◆ **INPUT ROWS**
***

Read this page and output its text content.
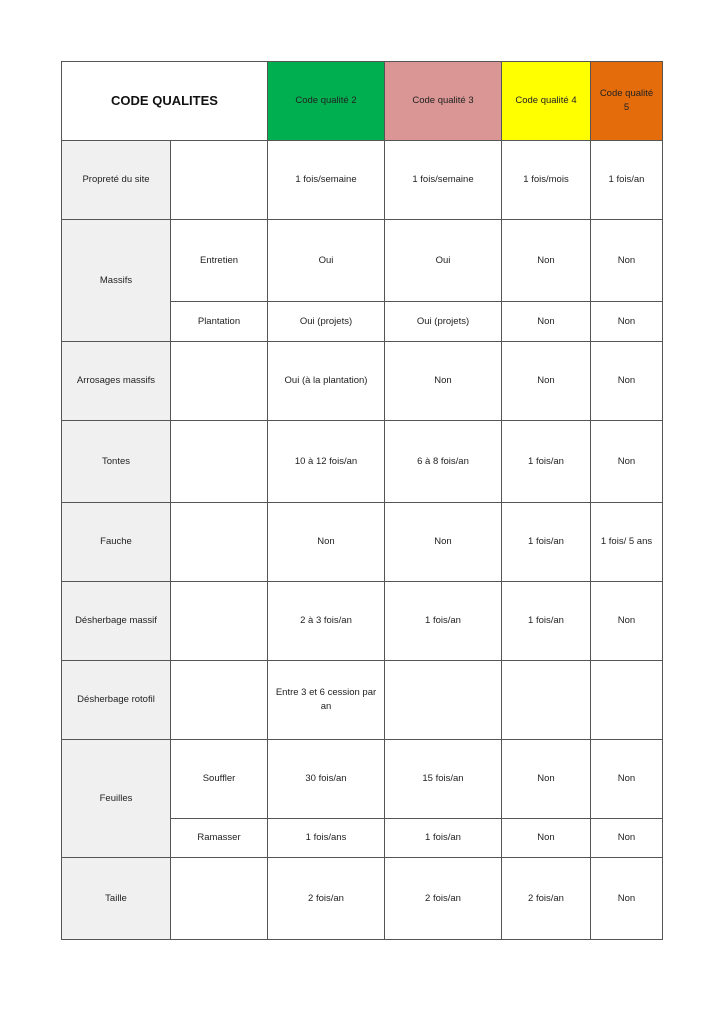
CODE QUALITES		Code qualité 2	Code qualité 3	Code qualité 4	Code qualité 5
Propreté du site		1 fois/semaine	1 fois/semaine	1 fois/mois	1 fois/an
Massifs	Entretien	Oui	Oui	Non	Non
	Plantation	Oui (projets)	Oui (projets)	Non	Non
Arrosages massifs		Oui (à la plantation)	Non	Non	Non
Tontes		10 à 12 fois/an	6 à 8 fois/an	1 fois/an	Non
Fauche		Non	Non	1 fois/an	1 fois/ 5 ans
Désherbage massif		2 à 3 fois/an	1 fois/an	1 fois/an	Non
Désherbage rotofil		Entre 3 et 6 cession par an			
Feuilles	Souffler	30 fois/an	15 fois/an	Non	Non
	Ramasser	1 fois/ans	1 fois/an	Non	Non
Taille		2 fois/an	2 fois/an	2 fois/an	Non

***

◆ **TASK BRIEF**
Within the listing above, copy each line that has the string "fois".

◆ **RESPONSE TO THE EXERCISE**
Propreté du site		1 fois/semaine	1 fois/semaine	1 fois/mois	1 fois/an
Tontes		10 à 12 fois/an	6 à 8 fois/an	1 fois/an	Non
Fauche		Non	Non	1 fois/an	1 fois/ 5 ans
Désherbage massif		2 à 3 fois/an	1 fois/an	1 fois/an	Non
Feuilles	Souffler	30 fois/an	15 fois/an	Non	Non
	Ramasser	1 fois/ans	1 fois/an	Non	Non
Taille		2 fois/an	2 fois/an	2 fois/an	Non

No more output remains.